● OBJECTIVE
Rewrite the entries below, replacing every "legend-swatch" with "legend-marker" and keeping everything else the same.
▶
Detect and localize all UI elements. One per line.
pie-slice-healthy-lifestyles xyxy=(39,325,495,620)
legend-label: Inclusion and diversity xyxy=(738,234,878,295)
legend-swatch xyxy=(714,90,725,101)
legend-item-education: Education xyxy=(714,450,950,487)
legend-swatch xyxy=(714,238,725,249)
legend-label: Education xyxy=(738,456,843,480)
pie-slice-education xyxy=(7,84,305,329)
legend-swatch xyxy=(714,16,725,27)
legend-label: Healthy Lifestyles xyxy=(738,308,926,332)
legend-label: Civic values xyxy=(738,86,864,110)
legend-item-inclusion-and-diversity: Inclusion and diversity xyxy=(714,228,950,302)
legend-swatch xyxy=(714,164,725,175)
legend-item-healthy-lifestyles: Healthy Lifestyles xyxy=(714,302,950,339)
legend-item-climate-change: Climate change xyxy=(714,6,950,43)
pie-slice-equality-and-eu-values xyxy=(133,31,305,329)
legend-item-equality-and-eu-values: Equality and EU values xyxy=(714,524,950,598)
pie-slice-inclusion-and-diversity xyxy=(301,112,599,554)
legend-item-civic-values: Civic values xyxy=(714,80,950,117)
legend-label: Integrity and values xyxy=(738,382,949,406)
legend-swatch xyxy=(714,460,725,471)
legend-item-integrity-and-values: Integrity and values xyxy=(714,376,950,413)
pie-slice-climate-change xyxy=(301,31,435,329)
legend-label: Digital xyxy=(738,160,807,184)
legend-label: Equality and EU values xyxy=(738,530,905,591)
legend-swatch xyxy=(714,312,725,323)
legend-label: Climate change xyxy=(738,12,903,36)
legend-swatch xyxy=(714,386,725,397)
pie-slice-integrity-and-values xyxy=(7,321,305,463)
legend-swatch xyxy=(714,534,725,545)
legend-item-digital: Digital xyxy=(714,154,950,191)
◀
● TASK SOLUTION
Detect and localize all UI elements. One per line.
pie-slice-healthy-lifestyles xyxy=(39,325,495,620)
legend-label: Inclusion and diversity xyxy=(738,234,878,295)
legend-marker xyxy=(714,90,725,101)
legend-item-education: Education xyxy=(714,450,950,487)
legend-marker xyxy=(714,238,725,249)
legend-label: Education xyxy=(738,456,843,480)
pie-slice-education xyxy=(7,84,305,329)
legend-marker xyxy=(714,16,725,27)
legend-label: Healthy Lifestyles xyxy=(738,308,926,332)
legend-label: Civic values xyxy=(738,86,864,110)
legend-item-inclusion-and-diversity: Inclusion and diversity xyxy=(714,228,950,302)
legend-marker xyxy=(714,164,725,175)
legend-item-healthy-lifestyles: Healthy Lifestyles xyxy=(714,302,950,339)
legend-item-climate-change: Climate change xyxy=(714,6,950,43)
pie-slice-equality-and-eu-values xyxy=(133,31,305,329)
legend-item-equality-and-eu-values: Equality and EU values xyxy=(714,524,950,598)
pie-slice-inclusion-and-diversity xyxy=(301,112,599,554)
legend-item-civic-values: Civic values xyxy=(714,80,950,117)
legend-label: Integrity and values xyxy=(738,382,949,406)
legend-marker xyxy=(714,460,725,471)
legend-item-integrity-and-values: Integrity and values xyxy=(714,376,950,413)
pie-slice-climate-change xyxy=(301,31,435,329)
legend-label: Digital xyxy=(738,160,807,184)
legend-label: Equality and EU values xyxy=(738,530,905,591)
legend-marker xyxy=(714,312,725,323)
legend-label: Climate change xyxy=(738,12,903,36)
legend-marker xyxy=(714,386,725,397)
pie-slice-integrity-and-values xyxy=(7,321,305,463)
legend-marker xyxy=(714,534,725,545)
legend-item-digital: Digital xyxy=(714,154,950,191)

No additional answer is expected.